REQUIRED TASK >>
Every record must be repeated exactly, with no omission.

[Dataset entries]
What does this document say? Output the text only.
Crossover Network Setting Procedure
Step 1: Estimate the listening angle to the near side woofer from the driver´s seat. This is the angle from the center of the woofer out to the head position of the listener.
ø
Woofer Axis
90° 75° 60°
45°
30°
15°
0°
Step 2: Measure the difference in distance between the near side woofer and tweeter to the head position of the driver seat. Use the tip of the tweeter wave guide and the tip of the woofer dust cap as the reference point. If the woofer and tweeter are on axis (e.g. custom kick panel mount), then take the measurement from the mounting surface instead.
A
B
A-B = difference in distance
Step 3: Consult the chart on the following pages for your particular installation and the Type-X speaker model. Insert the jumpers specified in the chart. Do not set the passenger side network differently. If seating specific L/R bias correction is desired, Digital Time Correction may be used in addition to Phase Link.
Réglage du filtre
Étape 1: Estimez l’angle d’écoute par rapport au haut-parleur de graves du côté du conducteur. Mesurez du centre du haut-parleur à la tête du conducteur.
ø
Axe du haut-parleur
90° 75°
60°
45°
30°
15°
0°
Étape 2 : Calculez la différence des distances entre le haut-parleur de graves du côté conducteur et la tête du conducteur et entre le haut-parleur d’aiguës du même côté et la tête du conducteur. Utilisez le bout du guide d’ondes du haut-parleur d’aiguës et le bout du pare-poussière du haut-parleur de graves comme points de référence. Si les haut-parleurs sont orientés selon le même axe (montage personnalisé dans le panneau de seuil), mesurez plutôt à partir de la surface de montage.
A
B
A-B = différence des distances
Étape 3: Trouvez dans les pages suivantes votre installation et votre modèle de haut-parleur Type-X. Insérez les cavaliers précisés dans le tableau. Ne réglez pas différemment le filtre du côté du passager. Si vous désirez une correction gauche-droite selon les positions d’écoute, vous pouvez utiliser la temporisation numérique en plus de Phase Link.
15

RESPONSE TO THIS TASK >>
What does this document say? Output the text only.
Crossover Network Setting Procedure
Step 1: Estimate the listening angle to the near side woofer from the driver´s seat. This is the angle from the center of the woofer out to the head position of the listener.
ø
Woofer Axis
90° 75° 60°
45°
30°
15°
0°
Step 2: Measure the difference in distance between the near side woofer and tweeter to the head position of the driver seat. Use the tip of the tweeter wave guide and the tip of the woofer dust cap as the reference point. If the woofer and tweeter are on axis (e.g. custom kick panel mount), then take the measurement from the mounting surface instead.
A
B
A-B = difference in distance
Step 3: Consult the chart on the following pages for your particular installation and the Type-X speaker model. Insert the jumpers specified in the chart. Do not set the passenger side network differently. If seating specific L/R bias correction is desired, Digital Time Correction may be used in addition to Phase Link.
Réglage du filtre
Étape 1: Estimez l’angle d’écoute par rapport au haut-parleur de graves du côté du conducteur. Mesurez du centre du haut-parleur à la tête du conducteur.
ø
Axe du haut-parleur
90° 75°
60°
45°
30°
15°
0°
Étape 2 : Calculez la différence des distances entre le haut-parleur de graves du côté conducteur et la tête du conducteur et entre le haut-parleur d’aiguës du même côté et la tête du conducteur. Utilisez le bout du guide d’ondes du haut-parleur d’aiguës et le bout du pare-poussière du haut-parleur de graves comme points de référence. Si les haut-parleurs sont orientés selon le même axe (montage personnalisé dans le panneau de seuil), mesurez plutôt à partir de la surface de montage.
A
B
A-B = différence des distances
Étape 3: Trouvez dans les pages suivantes votre installation et votre modèle de haut-parleur Type-X. Insérez les cavaliers précisés dans le tableau. Ne réglez pas différemment le filtre du côté du passager. Si vous désirez une correction gauche-droite selon les positions d’écoute, vous pouvez utiliser la temporisation numérique en plus de Phase Link.
15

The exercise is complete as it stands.